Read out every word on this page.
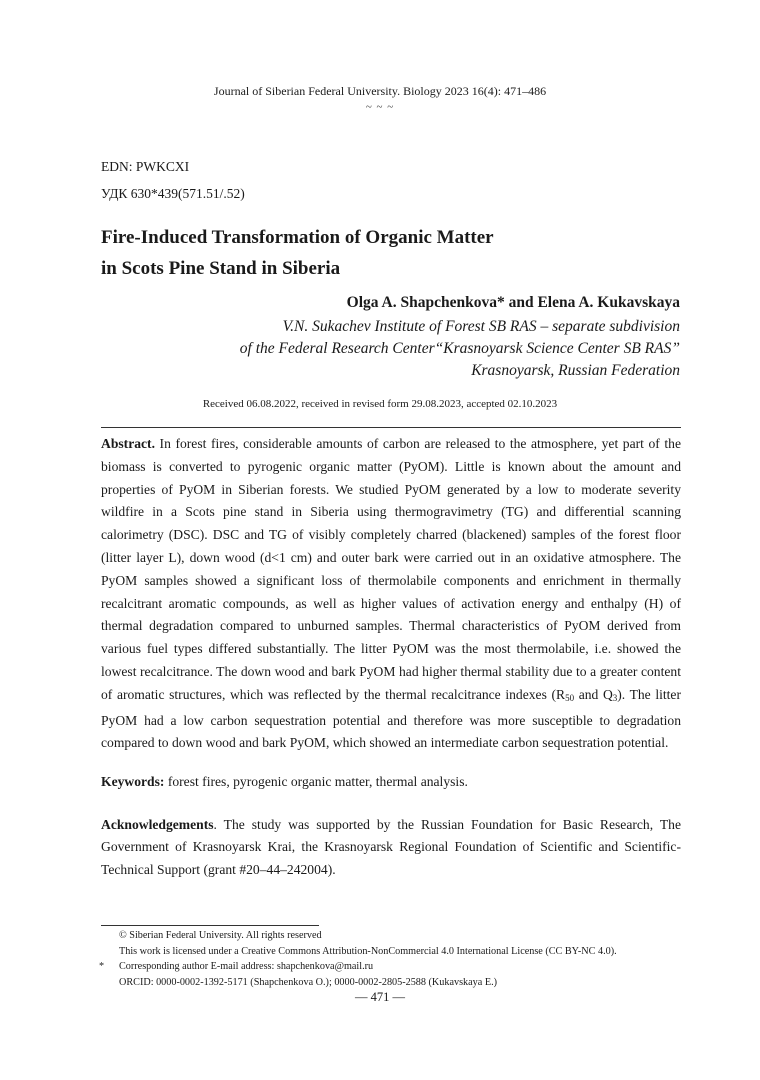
Journal of Siberian Federal University. Biology 2023 16(4): 471–486
~ ~ ~
EDN: PWKCXI
УДК 630*439(571.51/.52)
Fire-Induced Transformation of Organic Matter
in Scots Pine Stand in Siberia
Olga A. Shapchenkova* and Elena A. Kukavskaya
V.N. Sukachev Institute of Forest SB RAS – separate subdivision
of the Federal Research Center“Krasnoyarsk Science Center SB RAS”
Krasnoyarsk, Russian Federation
Received 06.08.2022, received in revised form 29.08.2023, accepted 02.10.2023
Abstract. In forest fires, considerable amounts of carbon are released to the atmosphere, yet part of the biomass is converted to pyrogenic organic matter (PyOM). Little is known about the amount and properties of PyOM in Siberian forests. We studied PyOM generated by a low to moderate severity wildfire in a Scots pine stand in Siberia using thermogravimetry (TG) and differential scanning calorimetry (DSC). DSC and TG of visibly completely charred (blackened) samples of the forest floor (litter layer L), down wood (d<1 cm) and outer bark were carried out in an oxidative atmosphere. The PyOM samples showed a significant loss of thermolabile components and enrichment in thermally recalcitrant aromatic compounds, as well as higher values of activation energy and enthalpy (H) of thermal degradation compared to unburned samples. Thermal characteristics of PyOM derived from various fuel types differed substantially. The litter PyOM was the most thermolabile, i.e. showed the lowest recalcitrance. The down wood and bark PyOM had higher thermal stability due to a greater content of aromatic structures, which was reflected by the thermal recalcitrance indexes ($R_{50}$ and $Q_3$). The litter PyOM had a low carbon sequestration potential and therefore was more susceptible to degradation compared to down wood and bark PyOM, which showed an intermediate carbon sequestration potential.
Keywords: forest fires, pyrogenic organic matter, thermal analysis.
Acknowledgements. The study was supported by the Russian Foundation for Basic Research, The Government of Krasnoyarsk Krai, the Krasnoyarsk Regional Foundation of Scientific and Scientific-Technical Support (grant #20–44–242004).
© Siberian Federal University. All rights reserved
This work is licensed under a Creative Commons Attribution-NonCommercial 4.0 International License (CC BY-NC 4.0).
* Corresponding author E-mail address: shapchenkova@mail.ru
ORCID: 0000-0002-1392-5171 (Shapchenkova O.); 0000-0002-2805-2588 (Kukavskaya E.)
— 471 —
■ ■ ■ ■ ■ ■ ■
Copy out every line holding the string "Kukavskaya".

Olga A. Shapchenkova* and Elena A. Kukavskaya
ORCID: 0000-0002-1392-5171 (Shapchenkova O.); 0000-0002-2805-2588 (Kukavskaya E.)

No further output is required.